→ Material provided:

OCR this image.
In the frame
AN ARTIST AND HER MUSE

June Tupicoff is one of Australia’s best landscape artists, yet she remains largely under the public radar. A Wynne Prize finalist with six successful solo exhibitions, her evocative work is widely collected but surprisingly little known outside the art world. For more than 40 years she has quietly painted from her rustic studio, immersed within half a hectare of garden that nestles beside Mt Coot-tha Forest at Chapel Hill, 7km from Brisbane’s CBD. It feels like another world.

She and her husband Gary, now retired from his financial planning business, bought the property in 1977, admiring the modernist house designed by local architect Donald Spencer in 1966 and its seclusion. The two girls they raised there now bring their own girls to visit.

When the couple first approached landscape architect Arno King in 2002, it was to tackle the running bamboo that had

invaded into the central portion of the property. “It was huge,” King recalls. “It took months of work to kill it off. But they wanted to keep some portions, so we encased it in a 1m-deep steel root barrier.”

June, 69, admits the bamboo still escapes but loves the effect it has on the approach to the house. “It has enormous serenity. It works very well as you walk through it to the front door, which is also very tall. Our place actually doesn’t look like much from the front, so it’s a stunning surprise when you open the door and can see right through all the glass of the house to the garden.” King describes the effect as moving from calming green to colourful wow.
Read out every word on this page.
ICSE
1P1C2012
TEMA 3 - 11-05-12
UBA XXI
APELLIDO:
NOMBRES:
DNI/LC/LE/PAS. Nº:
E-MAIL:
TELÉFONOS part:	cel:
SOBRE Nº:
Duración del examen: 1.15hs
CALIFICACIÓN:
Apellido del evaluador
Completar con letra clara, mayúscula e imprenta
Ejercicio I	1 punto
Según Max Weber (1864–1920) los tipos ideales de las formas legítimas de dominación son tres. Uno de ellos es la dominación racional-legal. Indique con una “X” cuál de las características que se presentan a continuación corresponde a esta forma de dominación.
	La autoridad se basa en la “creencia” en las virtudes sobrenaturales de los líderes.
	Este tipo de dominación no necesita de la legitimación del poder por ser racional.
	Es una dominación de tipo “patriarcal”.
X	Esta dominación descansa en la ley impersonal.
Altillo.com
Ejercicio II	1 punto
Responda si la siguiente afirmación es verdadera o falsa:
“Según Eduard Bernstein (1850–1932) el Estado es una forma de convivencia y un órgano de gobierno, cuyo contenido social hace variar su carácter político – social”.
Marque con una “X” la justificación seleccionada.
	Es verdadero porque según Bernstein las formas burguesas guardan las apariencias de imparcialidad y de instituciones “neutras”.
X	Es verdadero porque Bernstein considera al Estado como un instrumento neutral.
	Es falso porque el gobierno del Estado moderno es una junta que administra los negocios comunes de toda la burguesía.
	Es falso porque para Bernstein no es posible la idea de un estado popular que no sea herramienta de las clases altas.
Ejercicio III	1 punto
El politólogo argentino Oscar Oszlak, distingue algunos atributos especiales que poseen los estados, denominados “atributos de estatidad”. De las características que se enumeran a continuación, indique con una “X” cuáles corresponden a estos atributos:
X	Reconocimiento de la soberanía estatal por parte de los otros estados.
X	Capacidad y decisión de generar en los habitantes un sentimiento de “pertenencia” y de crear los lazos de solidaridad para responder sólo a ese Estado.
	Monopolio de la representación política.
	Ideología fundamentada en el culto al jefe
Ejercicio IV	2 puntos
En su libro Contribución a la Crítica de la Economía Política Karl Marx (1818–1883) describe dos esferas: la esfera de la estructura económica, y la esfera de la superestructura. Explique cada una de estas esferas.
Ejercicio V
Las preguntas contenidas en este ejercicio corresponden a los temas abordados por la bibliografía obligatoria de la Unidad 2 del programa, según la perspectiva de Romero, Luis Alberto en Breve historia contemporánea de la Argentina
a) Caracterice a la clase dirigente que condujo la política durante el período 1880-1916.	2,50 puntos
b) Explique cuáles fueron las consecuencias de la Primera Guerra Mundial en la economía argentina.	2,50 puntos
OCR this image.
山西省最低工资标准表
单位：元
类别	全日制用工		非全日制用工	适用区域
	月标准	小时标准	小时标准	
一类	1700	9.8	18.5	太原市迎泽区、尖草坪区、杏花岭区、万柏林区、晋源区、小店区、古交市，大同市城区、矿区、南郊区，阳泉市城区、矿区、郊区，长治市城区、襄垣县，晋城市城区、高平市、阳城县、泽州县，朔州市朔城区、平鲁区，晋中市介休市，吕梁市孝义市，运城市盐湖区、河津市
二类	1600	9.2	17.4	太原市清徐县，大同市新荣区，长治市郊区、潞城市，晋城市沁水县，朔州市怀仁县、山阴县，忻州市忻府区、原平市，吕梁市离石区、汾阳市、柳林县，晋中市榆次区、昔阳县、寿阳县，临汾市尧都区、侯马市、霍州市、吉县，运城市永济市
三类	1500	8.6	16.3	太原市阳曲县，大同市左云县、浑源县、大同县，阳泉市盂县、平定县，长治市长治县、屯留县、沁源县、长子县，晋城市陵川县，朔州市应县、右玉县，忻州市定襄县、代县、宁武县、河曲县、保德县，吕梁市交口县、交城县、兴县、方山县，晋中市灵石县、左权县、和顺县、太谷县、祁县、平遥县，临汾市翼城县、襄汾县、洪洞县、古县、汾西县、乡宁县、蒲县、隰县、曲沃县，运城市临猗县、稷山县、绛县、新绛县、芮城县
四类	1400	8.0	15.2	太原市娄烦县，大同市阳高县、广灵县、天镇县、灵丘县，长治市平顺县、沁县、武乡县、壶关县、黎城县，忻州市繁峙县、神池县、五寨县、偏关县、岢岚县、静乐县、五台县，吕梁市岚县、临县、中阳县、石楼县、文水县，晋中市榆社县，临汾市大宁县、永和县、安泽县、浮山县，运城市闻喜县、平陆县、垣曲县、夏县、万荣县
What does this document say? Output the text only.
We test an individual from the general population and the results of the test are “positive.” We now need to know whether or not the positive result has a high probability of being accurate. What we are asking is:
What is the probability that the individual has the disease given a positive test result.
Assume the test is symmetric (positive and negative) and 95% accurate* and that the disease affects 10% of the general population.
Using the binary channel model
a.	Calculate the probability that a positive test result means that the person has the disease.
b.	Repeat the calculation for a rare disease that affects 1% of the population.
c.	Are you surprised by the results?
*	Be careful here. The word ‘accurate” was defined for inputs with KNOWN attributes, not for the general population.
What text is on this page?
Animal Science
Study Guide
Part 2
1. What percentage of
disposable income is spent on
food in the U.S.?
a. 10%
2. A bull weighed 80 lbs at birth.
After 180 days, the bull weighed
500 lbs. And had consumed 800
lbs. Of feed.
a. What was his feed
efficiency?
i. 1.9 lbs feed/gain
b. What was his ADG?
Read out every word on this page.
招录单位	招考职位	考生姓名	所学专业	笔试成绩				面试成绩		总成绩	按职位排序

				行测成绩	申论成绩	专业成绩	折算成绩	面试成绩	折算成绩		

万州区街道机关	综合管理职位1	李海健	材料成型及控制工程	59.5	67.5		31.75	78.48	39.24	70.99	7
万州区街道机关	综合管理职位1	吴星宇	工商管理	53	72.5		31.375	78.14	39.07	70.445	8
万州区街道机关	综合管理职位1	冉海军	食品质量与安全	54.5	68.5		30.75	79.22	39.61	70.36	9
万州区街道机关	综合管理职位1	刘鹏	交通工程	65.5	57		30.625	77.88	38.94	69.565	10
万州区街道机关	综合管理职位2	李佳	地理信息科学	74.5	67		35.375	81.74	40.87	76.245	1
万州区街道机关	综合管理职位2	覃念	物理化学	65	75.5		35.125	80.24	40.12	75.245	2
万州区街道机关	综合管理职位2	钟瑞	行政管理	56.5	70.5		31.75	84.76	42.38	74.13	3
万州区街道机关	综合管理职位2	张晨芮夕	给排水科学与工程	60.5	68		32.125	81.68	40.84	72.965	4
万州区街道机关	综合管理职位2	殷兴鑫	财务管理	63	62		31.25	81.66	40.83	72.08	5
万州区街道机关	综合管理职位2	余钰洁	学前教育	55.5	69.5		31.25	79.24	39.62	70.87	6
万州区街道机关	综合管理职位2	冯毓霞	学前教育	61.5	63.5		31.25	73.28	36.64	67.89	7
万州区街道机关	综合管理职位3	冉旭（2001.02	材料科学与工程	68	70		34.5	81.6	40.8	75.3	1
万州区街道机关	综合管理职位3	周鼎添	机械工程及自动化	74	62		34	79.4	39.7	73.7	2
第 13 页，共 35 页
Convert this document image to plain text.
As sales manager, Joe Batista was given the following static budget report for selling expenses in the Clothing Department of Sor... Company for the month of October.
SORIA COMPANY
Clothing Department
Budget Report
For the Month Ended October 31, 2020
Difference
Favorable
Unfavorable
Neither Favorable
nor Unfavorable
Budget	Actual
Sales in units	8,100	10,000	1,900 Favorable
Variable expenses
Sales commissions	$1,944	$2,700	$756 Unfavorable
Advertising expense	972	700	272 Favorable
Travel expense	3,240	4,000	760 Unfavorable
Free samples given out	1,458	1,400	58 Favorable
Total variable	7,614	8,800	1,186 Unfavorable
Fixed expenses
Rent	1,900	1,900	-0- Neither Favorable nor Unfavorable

→ Exercise: Which lines above hold the word "Clothing"? Copy each of them.

→ Exercise response:
As sales manager, Joe Batista was given the following static budget report for selling expenses in the Clothing Department of Sor... Company for the month of October.
Clothing Department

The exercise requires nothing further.